● **Problem statement**
Reading down the listing below, count the lines where the word "loins" shows up, then give only that count.

-- BEGIN Provided data --

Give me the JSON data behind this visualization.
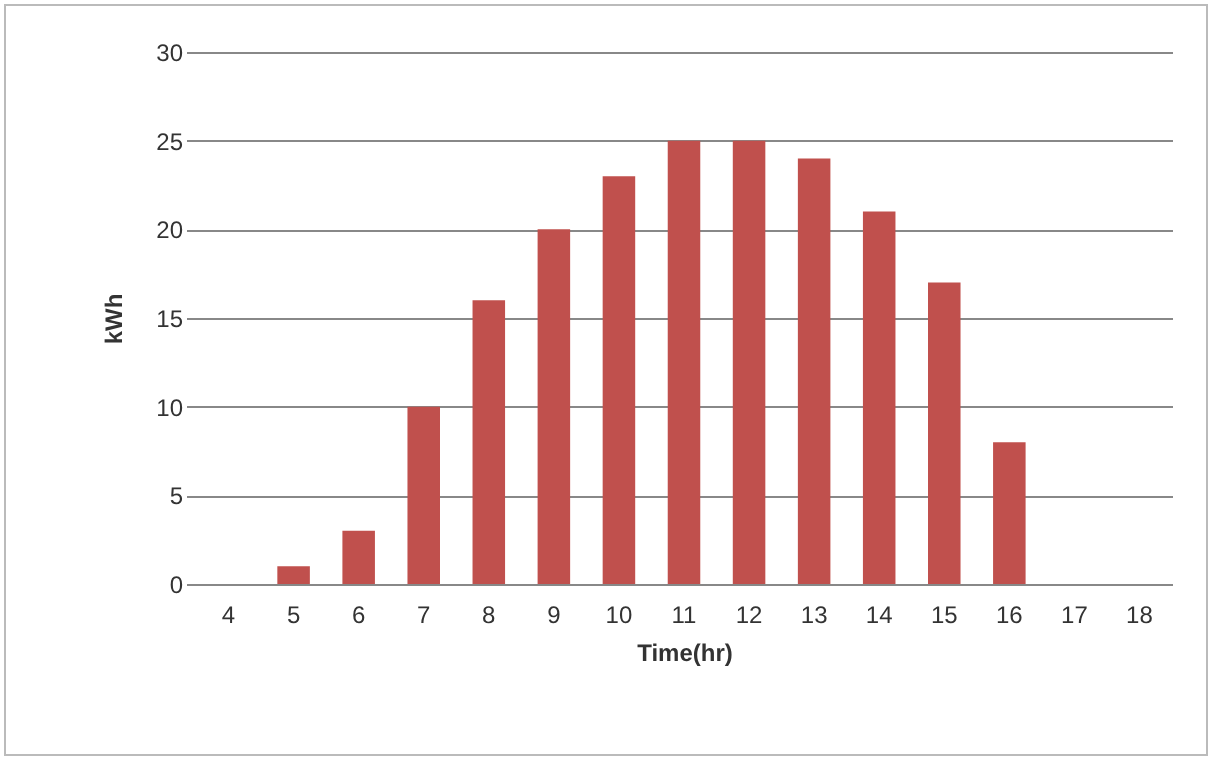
{
  "chart_data": {
    "type": "bar",
    "xlabel": "Time(hr)",
    "ylabel": "kWh",
    "categories": [
      "4",
      "5",
      "6",
      "7",
      "8",
      "9",
      "10",
      "11",
      "12",
      "13",
      "14",
      "15",
      "16",
      "17",
      "18"
    ],
    "values": [
      0,
      1,
      3,
      10,
      16,
      20,
      23,
      25,
      25,
      24,
      21,
      17,
      8,
      0,
      0
    ],
    "color": "#c0504d",
    "ylim": [
      0,
      30
    ],
    "yticks": [
      0,
      5,
      10,
      15,
      20,
      25,
      30
    ],
    "grid": "y"
  }
}
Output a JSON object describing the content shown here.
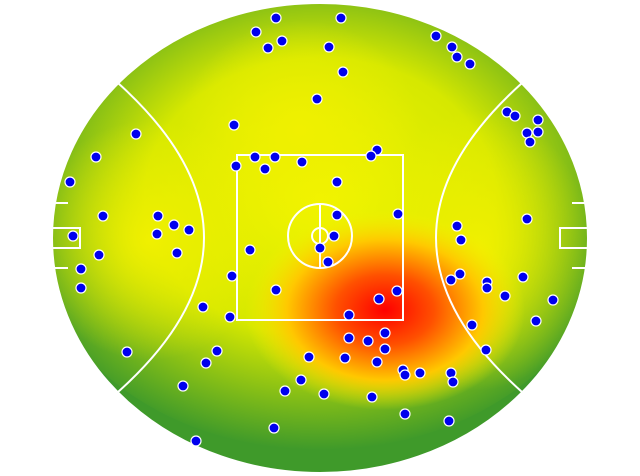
{
  "chart_data": {
    "type": "scatter",
    "color": "#0000ee",
    "xlim": [
      52,
      588
    ],
    "ylim": [
      473,
      3
    ],
    "x": [
      276,
      341,
      256,
      282,
      268,
      329,
      436,
      452,
      457,
      470,
      343,
      317,
      234,
      136,
      96,
      70,
      507,
      515,
      538,
      527,
      538,
      530,
      377,
      371,
      255,
      275,
      302,
      236,
      265,
      337,
      103,
      158,
      174,
      189,
      157,
      73,
      99,
      177,
      81,
      81,
      398,
      337,
      334,
      320,
      328,
      250,
      457,
      461,
      527,
      232,
      276,
      460,
      451,
      487,
      487,
      523,
      505,
      553,
      397,
      379,
      349,
      230,
      203,
      472,
      536,
      127,
      217,
      206,
      349,
      368,
      385,
      385,
      309,
      345,
      377,
      486,
      403,
      405,
      420,
      451,
      453,
      301,
      183,
      285,
      324,
      372,
      405,
      449,
      274,
      196
    ],
    "values": [
      18,
      18,
      32,
      41,
      48,
      47,
      36,
      47,
      57,
      64,
      72,
      99,
      125,
      134,
      157,
      182,
      112,
      116,
      120,
      133,
      132,
      142,
      150,
      156,
      157,
      157,
      162,
      166,
      169,
      182,
      216,
      216,
      225,
      230,
      234,
      236,
      255,
      253,
      269,
      288,
      214,
      215,
      236,
      248,
      262,
      250,
      226,
      240,
      219,
      276,
      290,
      274,
      280,
      282,
      288,
      277,
      296,
      300,
      291,
      299,
      315,
      317,
      307,
      325,
      321,
      352,
      351,
      363,
      338,
      341,
      333,
      349,
      357,
      358,
      362,
      350,
      370,
      375,
      373,
      373,
      382,
      380,
      386,
      391,
      394,
      397,
      414,
      421,
      428,
      441
    ]
  }
}
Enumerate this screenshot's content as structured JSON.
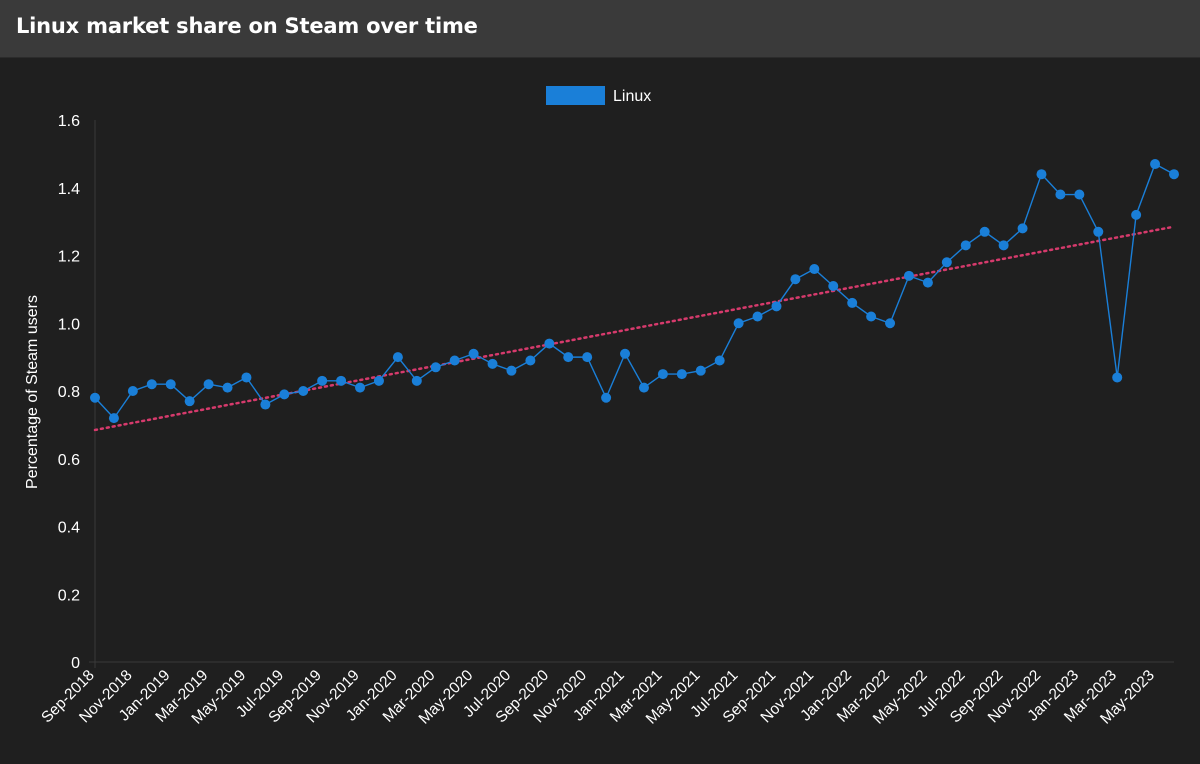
{
  "header": {
    "title": "Linux market share on Steam over time"
  },
  "colors": {
    "series": "#1a7fd8",
    "trend": "#d63a6c",
    "text": "#ffffff",
    "axis": "#3a3a3a",
    "background": "#1f1f1f"
  },
  "chart_data": {
    "type": "line",
    "title": "",
    "xlabel": "",
    "ylabel": "Percentage of Steam users",
    "ylim": [
      0,
      1.6
    ],
    "yticks": [
      "0",
      "0.2",
      "0.4",
      "0.6",
      "0.8",
      "1.0",
      "1.2",
      "1.4",
      "1.6"
    ],
    "grid": false,
    "legend": "top-center",
    "x": [
      "Sep-2018",
      "Oct-2018",
      "Nov-2018",
      "Dec-2018",
      "Jan-2019",
      "Feb-2019",
      "Mar-2019",
      "Apr-2019",
      "May-2019",
      "Jun-2019",
      "Jul-2019",
      "Aug-2019",
      "Sep-2019",
      "Oct-2019",
      "Nov-2019",
      "Dec-2019",
      "Jan-2020",
      "Feb-2020",
      "Mar-2020",
      "Apr-2020",
      "May-2020",
      "Jun-2020",
      "Jul-2020",
      "Aug-2020",
      "Sep-2020",
      "Oct-2020",
      "Nov-2020",
      "Dec-2020",
      "Jan-2021",
      "Feb-2021",
      "Mar-2021",
      "Apr-2021",
      "May-2021",
      "Jun-2021",
      "Jul-2021",
      "Aug-2021",
      "Sep-2021",
      "Oct-2021",
      "Nov-2021",
      "Dec-2021",
      "Jan-2022",
      "Feb-2022",
      "Mar-2022",
      "Apr-2022",
      "May-2022",
      "Jun-2022",
      "Jul-2022",
      "Aug-2022",
      "Sep-2022",
      "Oct-2022",
      "Nov-2022",
      "Dec-2022",
      "Jan-2023",
      "Feb-2023",
      "Mar-2023",
      "Apr-2023",
      "May-2023",
      "Jun-2023"
    ],
    "x_tick_labels": [
      "Sep-2018",
      "Nov-2018",
      "Jan-2019",
      "Mar-2019",
      "May-2019",
      "Jul-2019",
      "Sep-2019",
      "Nov-2019",
      "Jan-2020",
      "Mar-2020",
      "May-2020",
      "Jul-2020",
      "Sep-2020",
      "Nov-2020",
      "Jan-2021",
      "Mar-2021",
      "May-2021",
      "Jul-2021",
      "Sep-2021",
      "Nov-2021",
      "Jan-2022",
      "Mar-2022",
      "May-2022",
      "Jul-2022",
      "Sep-2022",
      "Nov-2022",
      "Jan-2023",
      "Mar-2023",
      "May-2023"
    ],
    "series": [
      {
        "name": "Linux",
        "values": [
          0.78,
          0.72,
          0.8,
          0.82,
          0.82,
          0.77,
          0.82,
          0.81,
          0.84,
          0.76,
          0.79,
          0.8,
          0.83,
          0.83,
          0.81,
          0.83,
          0.9,
          0.83,
          0.87,
          0.89,
          0.91,
          0.88,
          0.86,
          0.89,
          0.94,
          0.9,
          0.9,
          0.78,
          0.91,
          0.81,
          0.85,
          0.85,
          0.86,
          0.89,
          1.0,
          1.02,
          1.05,
          1.13,
          1.16,
          1.11,
          1.06,
          1.02,
          1.0,
          1.14,
          1.12,
          1.18,
          1.23,
          1.27,
          1.23,
          1.28,
          1.44,
          1.38,
          1.38,
          1.27,
          0.84,
          1.32,
          1.47,
          1.44
        ]
      }
    ],
    "trendline": {
      "start": 0.685,
      "end": 1.285
    }
  }
}
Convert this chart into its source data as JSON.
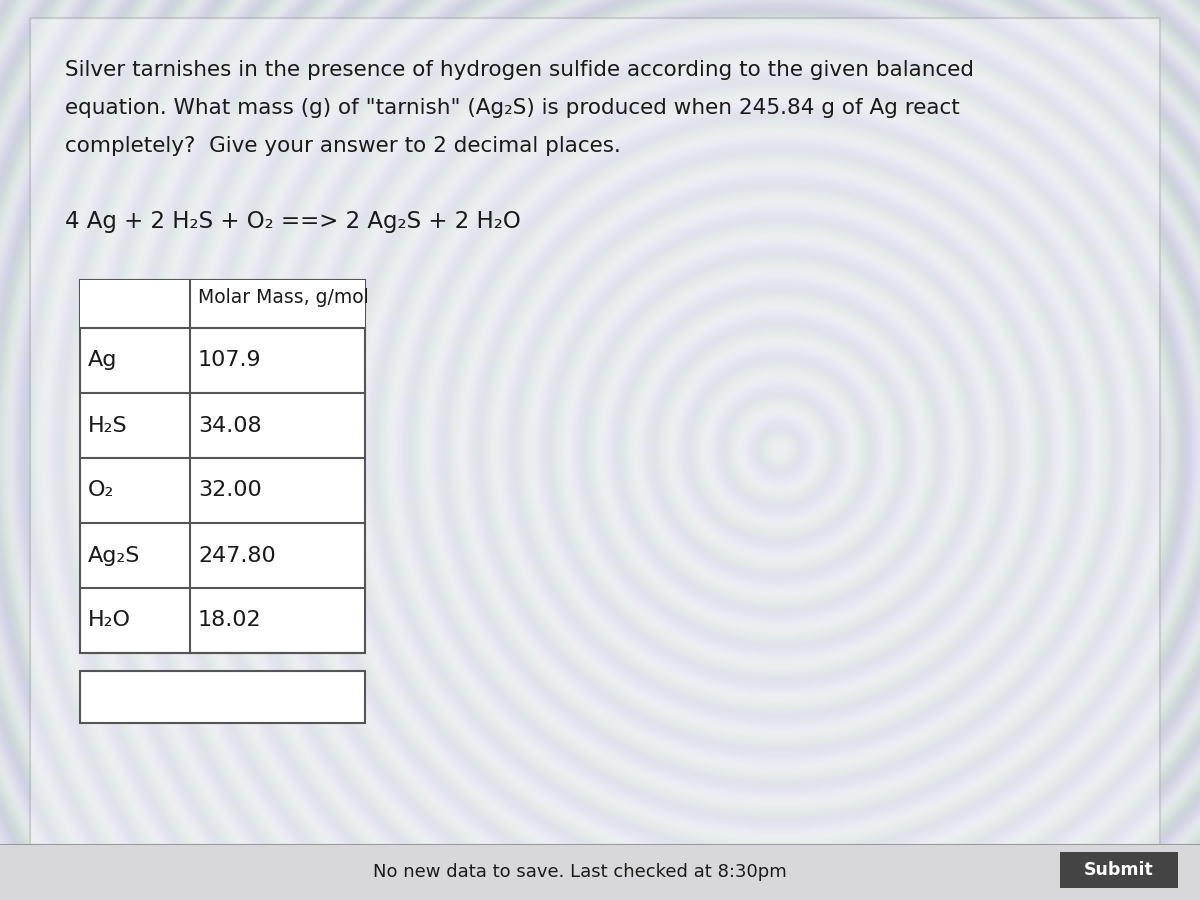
{
  "title_lines": [
    "Silver tarnishes in the presence of hydrogen sulfide according to the given balanced",
    "equation. What mass (g) of \"tarnish\" (Ag₂S) is produced when 245.84 g of Ag react",
    "completely?  Give your answer to 2 decimal places."
  ],
  "equation": "4 Ag + 2 H₂S + O₂ ==> 2 Ag₂S + 2 H₂O",
  "table_header": "Molar Mass, g/mol",
  "table_rows": [
    [
      "Ag",
      "107.9"
    ],
    [
      "H₂S",
      "34.08"
    ],
    [
      "O₂",
      "32.00"
    ],
    [
      "Ag₂S",
      "247.80"
    ],
    [
      "H₂O",
      "18.02"
    ]
  ],
  "footer_text": "No new data to save. Last checked at 8:30pm",
  "submit_text": "Submit",
  "outer_bg": "#b8b8bb",
  "panel_bg": "#e8e8ea",
  "inner_panel_bg": "#f0f0f0",
  "white_color": "#ffffff",
  "text_color": "#1a1a1a",
  "border_color": "#888888",
  "table_border": "#555555",
  "footer_bg": "#d8d8da",
  "submit_bg": "#444444",
  "submit_text_color": "#ffffff"
}
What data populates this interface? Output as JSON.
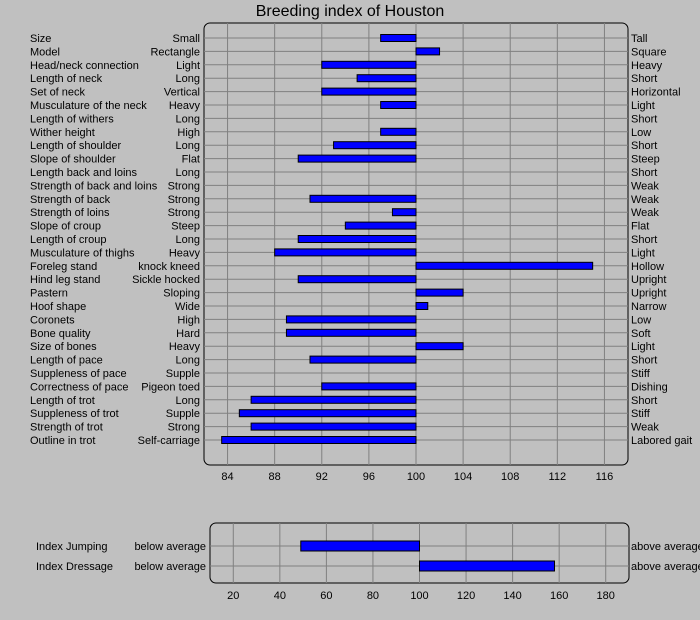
{
  "chart_data": [
    {
      "type": "bar",
      "orientation": "horizontal",
      "title": "Breeding index of Houston",
      "baseline": 100,
      "xlim": [
        82,
        118
      ],
      "xticks": [
        84,
        88,
        92,
        96,
        100,
        104,
        108,
        112,
        116
      ],
      "grid": true,
      "colors": {
        "bar": "#0000ff",
        "bar_outline": "#000000",
        "panel": "#c0c0c0",
        "grid": "#808080"
      },
      "traits": [
        {
          "name": "Size",
          "low": "Small",
          "high": "Tall",
          "value": 97
        },
        {
          "name": "Model",
          "low": "Rectangle",
          "high": "Square",
          "value": 102
        },
        {
          "name": "Head/neck connection",
          "low": "Light",
          "high": "Heavy",
          "value": 92
        },
        {
          "name": "Length of neck",
          "low": "Long",
          "high": "Short",
          "value": 95
        },
        {
          "name": "Set of neck",
          "low": "Vertical",
          "high": "Horizontal",
          "value": 92
        },
        {
          "name": "Musculature of the neck",
          "low": "Heavy",
          "high": "Light",
          "value": 97
        },
        {
          "name": "Length of withers",
          "low": "Long",
          "high": "Short",
          "value": 100
        },
        {
          "name": "Wither height",
          "low": "High",
          "high": "Low",
          "value": 97
        },
        {
          "name": "Length of shoulder",
          "low": "Long",
          "high": "Short",
          "value": 93
        },
        {
          "name": "Slope of shoulder",
          "low": "Flat",
          "high": "Steep",
          "value": 90
        },
        {
          "name": "Length back and loins",
          "low": "Long",
          "high": "Short",
          "value": 100
        },
        {
          "name": "Strength of back and loins",
          "low": "Strong",
          "high": "Weak",
          "value": 100
        },
        {
          "name": "Strength of back",
          "low": "Strong",
          "high": "Weak",
          "value": 91
        },
        {
          "name": "Strength of loins",
          "low": "Strong",
          "high": "Weak",
          "value": 98
        },
        {
          "name": "Slope of croup",
          "low": "Steep",
          "high": "Flat",
          "value": 94
        },
        {
          "name": "Length of croup",
          "low": "Long",
          "high": "Short",
          "value": 90
        },
        {
          "name": "Musculature of thighs",
          "low": "Heavy",
          "high": "Light",
          "value": 88
        },
        {
          "name": "Foreleg stand",
          "low": "knock kneed",
          "high": "Hollow",
          "value": 115
        },
        {
          "name": "Hind leg stand",
          "low": "Sickle hocked",
          "high": "Upright",
          "value": 90
        },
        {
          "name": "Pastern",
          "low": "Sloping",
          "high": "Upright",
          "value": 104
        },
        {
          "name": "Hoof shape",
          "low": "Wide",
          "high": "Narrow",
          "value": 101
        },
        {
          "name": "Coronets",
          "low": "High",
          "high": "Low",
          "value": 89
        },
        {
          "name": "Bone quality",
          "low": "Hard",
          "high": "Soft",
          "value": 89
        },
        {
          "name": "Size of bones",
          "low": "Heavy",
          "high": "Light",
          "value": 104
        },
        {
          "name": "Length of pace",
          "low": "Long",
          "high": "Short",
          "value": 91
        },
        {
          "name": "Suppleness of pace",
          "low": "Supple",
          "high": "Stiff",
          "value": 100
        },
        {
          "name": "Correctness of pace",
          "low": "Pigeon toed",
          "high": "Dishing",
          "value": 92
        },
        {
          "name": "Length of trot",
          "low": "Long",
          "high": "Short",
          "value": 86
        },
        {
          "name": "Suppleness of trot",
          "low": "Supple",
          "high": "Stiff",
          "value": 85
        },
        {
          "name": "Strength of trot",
          "low": "Strong",
          "high": "Weak",
          "value": 86
        },
        {
          "name": "Outline in trot",
          "low": "Self-carriage",
          "high": "Labored gait",
          "value": 83.5
        }
      ]
    },
    {
      "type": "bar",
      "orientation": "horizontal",
      "title": "",
      "baseline": 100,
      "xlim": [
        10,
        190
      ],
      "xticks": [
        20,
        40,
        60,
        80,
        100,
        120,
        140,
        160,
        180
      ],
      "grid": true,
      "indices": [
        {
          "name": "Index Jumping",
          "low": "below average",
          "high": "above average",
          "value": 49
        },
        {
          "name": "Index Dressage",
          "low": "below average",
          "high": "above average",
          "value": 158
        }
      ]
    }
  ]
}
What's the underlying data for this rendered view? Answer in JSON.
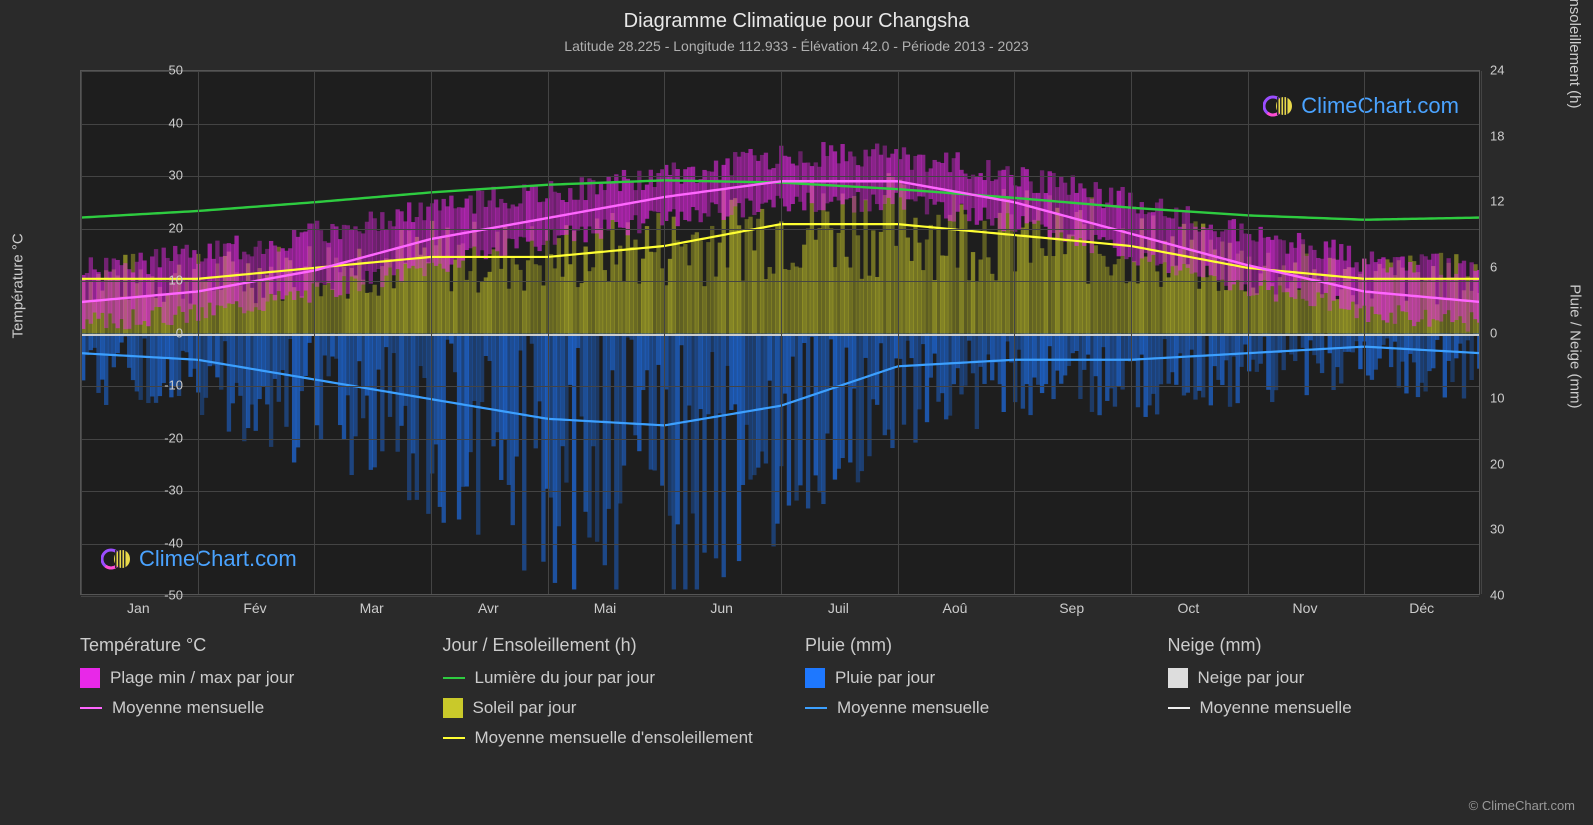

-- END Provided data --

● **Response**
3